SHORT TASK 1
Name every company mentioned in the passage on executive compensation disclosure.

SELECTED EXTRACT
..............................
The amendment to the Securities Law Regulations, initiated by the ISA, has been approved by the Financial Committee of the Knesset; the amendment requires companies to provide detailed disclosure regarding compensation of Senior Corporate Officers. During the last years, the number of mechanisms determining compensation of senior management, controlling shareholders and others with personal interest in approving agreements with them, has increased and became more complex. The compensation paid to Senior Corporate Officers includes bonuses, share’ based payments, management fee, consulting fees, social benefits, car and cell phone maintenance and so forth. Approved regulations are another stage in the ISA’s initiative to increase transparency regarding decision making processes and activities of “gate keepers” in various public companies.     
 
During the last years, the issue of compensation has been at the center of public debate, particularly with regard to compensations approved by Bank Hapoalim, Bank Discount and Bezeq. Compensations awarded to senior management, in the aforesaid companies, raised questions regarding the approval procedures, transparency of the authorization process, its effect on the companies’ business, management and the discretion exercised regarding the fairness and effectiveness of the compensating schemes.
..............................
SHORT TASK 2
Turn the records, starting at their first line and ending at the line that contains "row-label-1: G3 Organisaation", into a Markdown table with the columns Row and Line, leaving out blank lines.

DATASET CONTENT
..............................
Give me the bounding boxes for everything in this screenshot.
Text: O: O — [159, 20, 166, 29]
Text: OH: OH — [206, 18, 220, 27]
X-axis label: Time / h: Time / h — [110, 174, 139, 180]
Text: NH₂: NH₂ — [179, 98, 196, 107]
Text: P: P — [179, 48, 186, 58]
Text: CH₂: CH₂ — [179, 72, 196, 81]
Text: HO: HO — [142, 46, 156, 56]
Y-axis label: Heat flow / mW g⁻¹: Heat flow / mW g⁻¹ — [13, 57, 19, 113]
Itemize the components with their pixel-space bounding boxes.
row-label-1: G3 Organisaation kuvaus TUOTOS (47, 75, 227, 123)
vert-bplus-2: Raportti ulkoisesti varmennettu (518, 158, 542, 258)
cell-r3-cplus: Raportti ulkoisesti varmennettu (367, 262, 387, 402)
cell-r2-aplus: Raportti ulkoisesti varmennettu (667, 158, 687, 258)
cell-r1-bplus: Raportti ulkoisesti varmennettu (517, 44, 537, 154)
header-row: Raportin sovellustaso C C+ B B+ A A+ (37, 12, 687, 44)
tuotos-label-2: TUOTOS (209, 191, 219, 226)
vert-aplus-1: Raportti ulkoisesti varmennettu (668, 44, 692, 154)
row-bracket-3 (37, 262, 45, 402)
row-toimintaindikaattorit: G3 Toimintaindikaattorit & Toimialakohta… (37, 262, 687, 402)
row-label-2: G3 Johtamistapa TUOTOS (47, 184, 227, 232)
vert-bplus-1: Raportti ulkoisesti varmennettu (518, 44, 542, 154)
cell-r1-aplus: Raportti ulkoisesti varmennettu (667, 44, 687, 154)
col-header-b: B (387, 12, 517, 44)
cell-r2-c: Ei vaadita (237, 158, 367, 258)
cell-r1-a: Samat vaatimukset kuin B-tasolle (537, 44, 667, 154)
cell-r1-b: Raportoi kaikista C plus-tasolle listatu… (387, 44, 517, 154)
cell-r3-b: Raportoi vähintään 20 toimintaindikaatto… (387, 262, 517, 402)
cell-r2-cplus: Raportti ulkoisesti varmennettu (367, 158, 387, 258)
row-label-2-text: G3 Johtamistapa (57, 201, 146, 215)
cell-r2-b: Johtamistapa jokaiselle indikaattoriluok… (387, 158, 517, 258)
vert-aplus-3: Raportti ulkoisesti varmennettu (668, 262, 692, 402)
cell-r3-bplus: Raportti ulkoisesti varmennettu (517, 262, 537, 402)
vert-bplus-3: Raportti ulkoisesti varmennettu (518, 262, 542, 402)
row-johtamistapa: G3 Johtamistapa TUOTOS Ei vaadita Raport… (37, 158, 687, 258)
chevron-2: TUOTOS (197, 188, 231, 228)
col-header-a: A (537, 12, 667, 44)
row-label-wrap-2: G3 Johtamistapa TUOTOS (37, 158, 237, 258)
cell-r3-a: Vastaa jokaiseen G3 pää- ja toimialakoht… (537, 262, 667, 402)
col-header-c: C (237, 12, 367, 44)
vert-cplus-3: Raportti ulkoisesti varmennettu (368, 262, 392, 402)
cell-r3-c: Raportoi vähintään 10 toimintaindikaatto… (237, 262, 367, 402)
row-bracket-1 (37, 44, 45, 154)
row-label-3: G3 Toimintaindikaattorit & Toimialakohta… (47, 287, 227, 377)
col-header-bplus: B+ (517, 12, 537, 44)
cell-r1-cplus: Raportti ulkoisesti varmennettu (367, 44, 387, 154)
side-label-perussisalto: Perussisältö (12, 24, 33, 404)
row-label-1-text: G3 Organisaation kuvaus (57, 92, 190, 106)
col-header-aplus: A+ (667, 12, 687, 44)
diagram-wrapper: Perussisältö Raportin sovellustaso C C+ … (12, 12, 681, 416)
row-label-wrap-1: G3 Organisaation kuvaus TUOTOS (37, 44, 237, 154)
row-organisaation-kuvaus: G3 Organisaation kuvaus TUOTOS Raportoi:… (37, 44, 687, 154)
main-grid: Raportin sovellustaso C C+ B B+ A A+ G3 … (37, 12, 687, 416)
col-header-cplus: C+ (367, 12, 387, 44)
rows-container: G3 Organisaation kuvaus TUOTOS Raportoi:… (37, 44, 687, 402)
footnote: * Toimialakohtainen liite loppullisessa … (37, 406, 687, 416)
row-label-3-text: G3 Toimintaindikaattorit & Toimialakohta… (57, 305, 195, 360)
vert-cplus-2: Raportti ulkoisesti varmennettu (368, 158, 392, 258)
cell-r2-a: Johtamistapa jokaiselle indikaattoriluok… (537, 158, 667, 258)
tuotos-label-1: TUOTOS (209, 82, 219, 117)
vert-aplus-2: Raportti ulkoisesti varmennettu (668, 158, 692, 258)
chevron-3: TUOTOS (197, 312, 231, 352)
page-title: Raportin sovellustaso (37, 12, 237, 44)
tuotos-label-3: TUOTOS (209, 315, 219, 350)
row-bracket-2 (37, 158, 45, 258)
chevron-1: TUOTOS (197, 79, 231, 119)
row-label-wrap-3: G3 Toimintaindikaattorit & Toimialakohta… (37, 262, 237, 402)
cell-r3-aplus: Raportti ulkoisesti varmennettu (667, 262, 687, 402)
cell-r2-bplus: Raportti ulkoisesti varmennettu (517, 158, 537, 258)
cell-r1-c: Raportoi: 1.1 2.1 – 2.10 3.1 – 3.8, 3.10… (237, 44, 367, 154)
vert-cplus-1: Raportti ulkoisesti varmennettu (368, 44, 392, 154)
..............................
EXERCISE RESPONSE 1
Bank Hapoalim, Bank Discount, Bezeq

EXERCISE RESPONSE 2
| Row | Line |
|---|---|
| 1 | Give me the bounding boxes for everything in this screenshot. |
| 2 | Text: O: O — [159, 20, 166, 29] |
| 3 | Text: OH: OH — [206, 18, 220, 27] |
| 4 | X-axis label: Time / h: Time / h — [110, 174, 139, 180] |
| 5 | Text: NH₂: NH₂ — [179, 98, 196, 107] |
| 6 | Text: P: P — [179, 48, 186, 58] |
| 7 | Text: CH₂: CH₂ — [179, 72, 196, 81] |
| 8 | Text: HO: HO — [142, 46, 156, 56] |
| 9 | Y-axis label: Heat flow / mW g⁻¹: Heat flow / mW g⁻¹ — [13, 57, 19, 113] |
| 10 | Itemize the components with their pixel-space bounding boxes. |
| 11 | row-label-1: G3 Organisaation kuvaus TUOTOS (47, 75, 227, 123) |